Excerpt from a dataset
-- begin --

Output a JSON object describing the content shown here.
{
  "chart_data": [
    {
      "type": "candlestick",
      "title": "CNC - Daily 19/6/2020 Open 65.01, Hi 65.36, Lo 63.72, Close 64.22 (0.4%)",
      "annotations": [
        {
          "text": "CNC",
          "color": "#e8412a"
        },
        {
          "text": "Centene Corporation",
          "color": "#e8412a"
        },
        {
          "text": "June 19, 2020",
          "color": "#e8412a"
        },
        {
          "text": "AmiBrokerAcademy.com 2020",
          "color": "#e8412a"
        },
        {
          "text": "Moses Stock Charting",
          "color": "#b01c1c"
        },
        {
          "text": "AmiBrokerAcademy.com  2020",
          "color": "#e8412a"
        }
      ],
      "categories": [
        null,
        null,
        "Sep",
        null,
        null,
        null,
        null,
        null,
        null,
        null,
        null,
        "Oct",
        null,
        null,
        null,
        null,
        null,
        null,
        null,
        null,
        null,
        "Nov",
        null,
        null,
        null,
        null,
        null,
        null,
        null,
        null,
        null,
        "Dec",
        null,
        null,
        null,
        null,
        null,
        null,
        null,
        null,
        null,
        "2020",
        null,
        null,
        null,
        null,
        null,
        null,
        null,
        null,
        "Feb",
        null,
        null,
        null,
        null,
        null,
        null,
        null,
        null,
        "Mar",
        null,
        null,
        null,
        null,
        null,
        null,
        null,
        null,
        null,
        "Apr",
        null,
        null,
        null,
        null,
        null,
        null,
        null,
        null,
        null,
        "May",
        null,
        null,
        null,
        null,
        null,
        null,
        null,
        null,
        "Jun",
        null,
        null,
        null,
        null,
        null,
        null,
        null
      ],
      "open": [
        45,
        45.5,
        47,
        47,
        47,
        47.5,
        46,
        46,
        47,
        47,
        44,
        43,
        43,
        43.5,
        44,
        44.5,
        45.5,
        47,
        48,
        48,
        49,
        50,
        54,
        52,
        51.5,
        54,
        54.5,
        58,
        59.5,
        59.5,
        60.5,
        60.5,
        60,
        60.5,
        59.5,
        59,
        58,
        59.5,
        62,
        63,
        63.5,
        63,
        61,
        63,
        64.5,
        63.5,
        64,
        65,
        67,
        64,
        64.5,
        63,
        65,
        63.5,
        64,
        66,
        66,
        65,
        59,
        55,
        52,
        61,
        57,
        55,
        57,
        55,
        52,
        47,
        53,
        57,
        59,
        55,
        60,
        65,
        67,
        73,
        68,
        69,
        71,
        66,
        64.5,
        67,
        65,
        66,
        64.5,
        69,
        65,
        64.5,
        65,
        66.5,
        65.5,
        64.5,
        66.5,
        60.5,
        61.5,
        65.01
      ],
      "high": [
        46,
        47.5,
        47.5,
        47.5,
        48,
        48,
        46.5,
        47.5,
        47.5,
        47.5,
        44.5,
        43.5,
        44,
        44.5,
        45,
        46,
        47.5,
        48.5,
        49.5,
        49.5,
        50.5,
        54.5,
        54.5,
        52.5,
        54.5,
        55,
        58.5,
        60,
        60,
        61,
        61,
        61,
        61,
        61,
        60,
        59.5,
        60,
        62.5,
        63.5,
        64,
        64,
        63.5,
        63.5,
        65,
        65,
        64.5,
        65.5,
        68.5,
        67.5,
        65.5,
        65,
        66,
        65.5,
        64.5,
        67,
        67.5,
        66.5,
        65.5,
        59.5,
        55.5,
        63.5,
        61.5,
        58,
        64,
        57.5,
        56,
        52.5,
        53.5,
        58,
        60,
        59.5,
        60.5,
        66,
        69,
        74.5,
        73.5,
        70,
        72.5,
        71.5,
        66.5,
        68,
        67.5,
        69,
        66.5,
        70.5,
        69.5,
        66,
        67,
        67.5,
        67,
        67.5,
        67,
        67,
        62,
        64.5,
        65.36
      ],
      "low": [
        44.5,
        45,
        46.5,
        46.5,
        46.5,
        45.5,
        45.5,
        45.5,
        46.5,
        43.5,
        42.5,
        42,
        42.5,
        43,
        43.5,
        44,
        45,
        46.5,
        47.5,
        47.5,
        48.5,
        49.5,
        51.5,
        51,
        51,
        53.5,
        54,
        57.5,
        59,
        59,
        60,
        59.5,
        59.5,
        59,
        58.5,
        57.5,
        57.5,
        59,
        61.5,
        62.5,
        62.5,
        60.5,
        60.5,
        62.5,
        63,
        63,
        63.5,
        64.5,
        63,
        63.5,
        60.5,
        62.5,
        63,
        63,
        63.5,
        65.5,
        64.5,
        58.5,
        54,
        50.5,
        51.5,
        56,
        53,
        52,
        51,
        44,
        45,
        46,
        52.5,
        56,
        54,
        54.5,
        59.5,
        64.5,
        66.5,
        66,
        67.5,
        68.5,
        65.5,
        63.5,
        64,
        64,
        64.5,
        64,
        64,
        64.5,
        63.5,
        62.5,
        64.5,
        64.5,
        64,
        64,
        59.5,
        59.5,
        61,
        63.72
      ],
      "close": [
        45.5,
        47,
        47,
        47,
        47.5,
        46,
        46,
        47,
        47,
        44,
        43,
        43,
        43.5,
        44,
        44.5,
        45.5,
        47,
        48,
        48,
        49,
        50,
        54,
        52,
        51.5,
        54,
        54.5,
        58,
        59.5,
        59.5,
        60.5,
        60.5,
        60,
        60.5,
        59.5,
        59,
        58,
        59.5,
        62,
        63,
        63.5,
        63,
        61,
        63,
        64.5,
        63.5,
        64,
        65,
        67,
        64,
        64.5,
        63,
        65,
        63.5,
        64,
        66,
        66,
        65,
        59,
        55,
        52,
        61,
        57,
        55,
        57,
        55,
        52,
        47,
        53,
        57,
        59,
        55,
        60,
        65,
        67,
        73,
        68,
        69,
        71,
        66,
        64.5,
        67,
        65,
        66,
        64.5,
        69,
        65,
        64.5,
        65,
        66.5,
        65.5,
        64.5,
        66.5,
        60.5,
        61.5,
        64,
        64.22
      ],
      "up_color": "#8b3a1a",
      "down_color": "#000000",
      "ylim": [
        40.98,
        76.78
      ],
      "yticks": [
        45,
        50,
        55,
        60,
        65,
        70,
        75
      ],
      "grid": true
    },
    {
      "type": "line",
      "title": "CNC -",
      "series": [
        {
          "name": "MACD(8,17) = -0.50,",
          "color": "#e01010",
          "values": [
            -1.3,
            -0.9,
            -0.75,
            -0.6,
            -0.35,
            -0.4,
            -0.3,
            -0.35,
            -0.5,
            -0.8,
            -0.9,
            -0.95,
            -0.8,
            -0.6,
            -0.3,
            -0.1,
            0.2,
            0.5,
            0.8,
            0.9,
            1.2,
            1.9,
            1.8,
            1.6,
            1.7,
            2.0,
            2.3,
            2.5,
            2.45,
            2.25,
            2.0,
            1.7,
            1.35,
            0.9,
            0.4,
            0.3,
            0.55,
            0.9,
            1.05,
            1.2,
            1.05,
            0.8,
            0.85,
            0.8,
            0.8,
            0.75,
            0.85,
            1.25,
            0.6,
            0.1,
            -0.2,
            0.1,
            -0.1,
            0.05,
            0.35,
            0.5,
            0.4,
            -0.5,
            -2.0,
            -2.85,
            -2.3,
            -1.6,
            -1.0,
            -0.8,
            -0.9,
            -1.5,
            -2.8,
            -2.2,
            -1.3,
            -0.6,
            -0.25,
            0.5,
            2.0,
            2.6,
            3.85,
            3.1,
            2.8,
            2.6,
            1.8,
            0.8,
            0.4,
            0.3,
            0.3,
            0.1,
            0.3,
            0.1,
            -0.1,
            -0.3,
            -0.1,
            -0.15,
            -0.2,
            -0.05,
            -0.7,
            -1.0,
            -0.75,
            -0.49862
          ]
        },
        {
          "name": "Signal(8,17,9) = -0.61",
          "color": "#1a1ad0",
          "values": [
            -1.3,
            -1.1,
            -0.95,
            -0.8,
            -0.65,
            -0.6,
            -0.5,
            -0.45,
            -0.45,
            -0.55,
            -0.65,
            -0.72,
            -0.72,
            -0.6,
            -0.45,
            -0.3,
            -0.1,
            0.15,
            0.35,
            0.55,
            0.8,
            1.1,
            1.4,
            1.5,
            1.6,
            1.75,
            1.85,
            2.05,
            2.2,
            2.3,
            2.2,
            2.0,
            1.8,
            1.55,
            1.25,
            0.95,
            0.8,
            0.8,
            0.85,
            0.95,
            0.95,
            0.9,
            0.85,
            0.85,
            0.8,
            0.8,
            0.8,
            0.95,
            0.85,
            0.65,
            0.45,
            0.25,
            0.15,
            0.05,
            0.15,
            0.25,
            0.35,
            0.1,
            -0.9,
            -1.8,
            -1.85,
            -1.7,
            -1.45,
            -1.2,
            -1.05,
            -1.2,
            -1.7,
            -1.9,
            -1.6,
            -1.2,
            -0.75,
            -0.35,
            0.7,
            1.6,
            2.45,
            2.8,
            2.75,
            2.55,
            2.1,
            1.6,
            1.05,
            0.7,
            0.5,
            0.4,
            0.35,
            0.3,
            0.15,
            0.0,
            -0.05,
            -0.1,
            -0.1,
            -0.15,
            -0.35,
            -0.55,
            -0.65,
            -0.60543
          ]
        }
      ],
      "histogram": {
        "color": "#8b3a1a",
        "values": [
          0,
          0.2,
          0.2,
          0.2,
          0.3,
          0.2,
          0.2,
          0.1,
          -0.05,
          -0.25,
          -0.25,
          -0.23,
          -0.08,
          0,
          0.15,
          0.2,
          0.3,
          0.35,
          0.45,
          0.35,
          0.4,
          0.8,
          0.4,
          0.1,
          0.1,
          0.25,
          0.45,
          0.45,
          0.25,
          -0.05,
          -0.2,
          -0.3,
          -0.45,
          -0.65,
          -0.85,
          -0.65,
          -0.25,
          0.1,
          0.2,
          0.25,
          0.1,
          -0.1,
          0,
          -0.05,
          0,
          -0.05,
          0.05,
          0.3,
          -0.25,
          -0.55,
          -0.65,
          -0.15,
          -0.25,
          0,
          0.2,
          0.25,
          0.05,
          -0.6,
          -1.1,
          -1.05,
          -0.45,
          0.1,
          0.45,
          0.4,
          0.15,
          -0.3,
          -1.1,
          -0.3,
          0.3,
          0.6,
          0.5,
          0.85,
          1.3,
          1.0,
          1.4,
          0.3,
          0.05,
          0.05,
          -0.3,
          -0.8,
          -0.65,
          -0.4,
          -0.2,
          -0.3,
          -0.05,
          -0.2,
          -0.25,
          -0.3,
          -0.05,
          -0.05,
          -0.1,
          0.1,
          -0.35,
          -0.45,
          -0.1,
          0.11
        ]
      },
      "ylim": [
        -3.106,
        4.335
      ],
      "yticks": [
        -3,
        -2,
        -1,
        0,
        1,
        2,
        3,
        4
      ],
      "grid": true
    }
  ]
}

-- end --

Task statement: Take every line that includes the string "title" and copy it.

Result of the task:
      "title": "CNC - Daily 19/6/2020 Open 65.01, Hi 65.36, Lo 63.72, Close 64.22 (0.4%)",
      "title": "CNC -",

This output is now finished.